▸ **EXTRACTED DATA**:
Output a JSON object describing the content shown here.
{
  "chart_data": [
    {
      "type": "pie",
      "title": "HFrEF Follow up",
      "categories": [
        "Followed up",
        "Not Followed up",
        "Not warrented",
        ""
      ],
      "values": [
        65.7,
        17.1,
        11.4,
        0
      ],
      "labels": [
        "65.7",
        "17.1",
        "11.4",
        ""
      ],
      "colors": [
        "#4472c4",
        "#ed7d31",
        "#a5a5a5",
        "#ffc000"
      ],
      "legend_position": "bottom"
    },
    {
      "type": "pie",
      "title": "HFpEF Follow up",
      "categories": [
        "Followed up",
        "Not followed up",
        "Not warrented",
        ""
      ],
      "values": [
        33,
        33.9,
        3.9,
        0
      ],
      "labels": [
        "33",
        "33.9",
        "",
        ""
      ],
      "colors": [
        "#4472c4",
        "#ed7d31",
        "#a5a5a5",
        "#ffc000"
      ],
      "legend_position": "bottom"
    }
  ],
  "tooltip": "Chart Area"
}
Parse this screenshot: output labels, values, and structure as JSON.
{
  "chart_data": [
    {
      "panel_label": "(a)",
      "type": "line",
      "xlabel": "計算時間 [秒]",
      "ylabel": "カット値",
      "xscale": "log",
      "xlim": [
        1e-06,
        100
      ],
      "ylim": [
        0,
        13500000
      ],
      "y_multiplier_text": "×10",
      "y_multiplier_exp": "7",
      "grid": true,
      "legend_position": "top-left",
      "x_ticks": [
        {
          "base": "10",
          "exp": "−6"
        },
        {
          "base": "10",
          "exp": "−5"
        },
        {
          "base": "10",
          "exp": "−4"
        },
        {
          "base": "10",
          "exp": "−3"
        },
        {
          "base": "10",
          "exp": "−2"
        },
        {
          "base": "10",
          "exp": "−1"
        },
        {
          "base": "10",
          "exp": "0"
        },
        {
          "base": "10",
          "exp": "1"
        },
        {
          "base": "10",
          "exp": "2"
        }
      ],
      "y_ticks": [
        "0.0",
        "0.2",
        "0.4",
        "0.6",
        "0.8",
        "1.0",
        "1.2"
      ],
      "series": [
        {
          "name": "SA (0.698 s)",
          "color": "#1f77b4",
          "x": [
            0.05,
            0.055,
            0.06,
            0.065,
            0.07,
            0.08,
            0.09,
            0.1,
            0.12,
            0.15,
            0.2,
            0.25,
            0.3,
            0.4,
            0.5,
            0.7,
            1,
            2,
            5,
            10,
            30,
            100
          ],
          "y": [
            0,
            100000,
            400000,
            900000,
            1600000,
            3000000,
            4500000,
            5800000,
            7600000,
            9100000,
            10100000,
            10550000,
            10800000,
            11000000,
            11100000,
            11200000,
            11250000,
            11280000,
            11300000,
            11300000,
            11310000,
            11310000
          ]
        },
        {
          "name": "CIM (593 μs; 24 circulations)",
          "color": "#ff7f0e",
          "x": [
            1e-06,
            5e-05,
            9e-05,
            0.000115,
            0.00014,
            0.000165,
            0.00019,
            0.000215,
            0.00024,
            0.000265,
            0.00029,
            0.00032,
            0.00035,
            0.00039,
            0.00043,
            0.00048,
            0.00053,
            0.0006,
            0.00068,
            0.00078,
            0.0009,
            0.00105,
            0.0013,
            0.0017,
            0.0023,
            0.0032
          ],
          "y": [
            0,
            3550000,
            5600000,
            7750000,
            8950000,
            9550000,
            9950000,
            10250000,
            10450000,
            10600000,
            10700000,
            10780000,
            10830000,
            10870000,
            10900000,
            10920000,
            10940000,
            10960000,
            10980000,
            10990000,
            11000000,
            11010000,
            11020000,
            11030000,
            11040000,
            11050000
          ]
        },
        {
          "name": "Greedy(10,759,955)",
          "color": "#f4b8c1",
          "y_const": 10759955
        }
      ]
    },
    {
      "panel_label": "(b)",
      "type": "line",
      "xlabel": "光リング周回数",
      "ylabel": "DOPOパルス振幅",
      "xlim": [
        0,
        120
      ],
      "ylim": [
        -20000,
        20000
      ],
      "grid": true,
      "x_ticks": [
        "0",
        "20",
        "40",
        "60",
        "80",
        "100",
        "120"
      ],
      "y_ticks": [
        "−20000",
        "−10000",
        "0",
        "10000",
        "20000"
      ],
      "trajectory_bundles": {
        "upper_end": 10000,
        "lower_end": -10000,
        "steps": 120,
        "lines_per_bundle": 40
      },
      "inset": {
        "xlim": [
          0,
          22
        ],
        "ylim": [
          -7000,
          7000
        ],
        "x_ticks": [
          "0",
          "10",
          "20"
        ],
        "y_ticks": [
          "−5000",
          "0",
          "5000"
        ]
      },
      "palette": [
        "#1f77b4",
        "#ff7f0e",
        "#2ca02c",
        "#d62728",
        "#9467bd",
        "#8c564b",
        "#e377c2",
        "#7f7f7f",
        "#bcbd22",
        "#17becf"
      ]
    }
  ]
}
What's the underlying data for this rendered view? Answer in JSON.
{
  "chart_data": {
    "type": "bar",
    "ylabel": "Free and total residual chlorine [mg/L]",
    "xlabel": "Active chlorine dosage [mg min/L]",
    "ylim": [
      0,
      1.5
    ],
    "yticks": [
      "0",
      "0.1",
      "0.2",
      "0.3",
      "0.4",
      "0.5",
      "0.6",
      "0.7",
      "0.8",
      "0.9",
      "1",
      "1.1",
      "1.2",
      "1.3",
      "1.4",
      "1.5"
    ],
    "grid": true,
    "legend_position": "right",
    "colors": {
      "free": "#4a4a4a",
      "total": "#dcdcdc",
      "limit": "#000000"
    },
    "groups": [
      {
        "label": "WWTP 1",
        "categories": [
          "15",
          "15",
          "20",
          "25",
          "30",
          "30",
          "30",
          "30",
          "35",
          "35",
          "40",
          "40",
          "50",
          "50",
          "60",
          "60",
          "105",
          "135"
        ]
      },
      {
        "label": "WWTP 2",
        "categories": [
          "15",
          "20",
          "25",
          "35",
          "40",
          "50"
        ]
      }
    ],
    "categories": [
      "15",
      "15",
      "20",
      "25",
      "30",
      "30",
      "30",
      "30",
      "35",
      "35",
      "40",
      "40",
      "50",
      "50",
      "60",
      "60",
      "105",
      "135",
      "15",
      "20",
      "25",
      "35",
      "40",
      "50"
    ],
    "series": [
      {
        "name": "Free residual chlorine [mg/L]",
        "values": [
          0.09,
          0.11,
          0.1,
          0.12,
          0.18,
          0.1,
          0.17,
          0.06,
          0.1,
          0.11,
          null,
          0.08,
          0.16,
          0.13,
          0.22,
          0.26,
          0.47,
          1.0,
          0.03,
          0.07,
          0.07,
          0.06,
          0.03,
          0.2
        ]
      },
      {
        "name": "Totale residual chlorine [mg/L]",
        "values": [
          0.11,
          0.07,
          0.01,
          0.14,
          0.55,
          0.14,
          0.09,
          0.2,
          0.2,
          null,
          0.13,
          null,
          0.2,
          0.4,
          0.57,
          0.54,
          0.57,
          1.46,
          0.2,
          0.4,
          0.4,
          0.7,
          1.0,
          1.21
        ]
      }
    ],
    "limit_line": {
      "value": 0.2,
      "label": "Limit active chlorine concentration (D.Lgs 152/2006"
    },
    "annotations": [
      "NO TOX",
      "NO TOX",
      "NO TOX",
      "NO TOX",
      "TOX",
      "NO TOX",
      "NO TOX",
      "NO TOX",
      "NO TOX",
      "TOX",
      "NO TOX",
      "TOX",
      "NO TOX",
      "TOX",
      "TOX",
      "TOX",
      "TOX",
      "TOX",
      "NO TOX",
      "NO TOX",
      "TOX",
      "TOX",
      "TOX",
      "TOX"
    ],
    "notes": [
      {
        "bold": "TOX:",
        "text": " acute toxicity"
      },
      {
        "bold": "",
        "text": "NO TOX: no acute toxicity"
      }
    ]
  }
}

▸ **WHAT IS NEEDED**: Search the lines for "name". Copy each line that has it.

▸ **EXERCISE ANSWER**:
          "name": "SA (0.698 s)",
          "name": "CIM (593 μs; 24 circulations)",
          "name": "Greedy(10,759,955)",
        "name": "Free residual chlorine [mg/L]",
        "name": "Totale residual chlorine [mg/L]",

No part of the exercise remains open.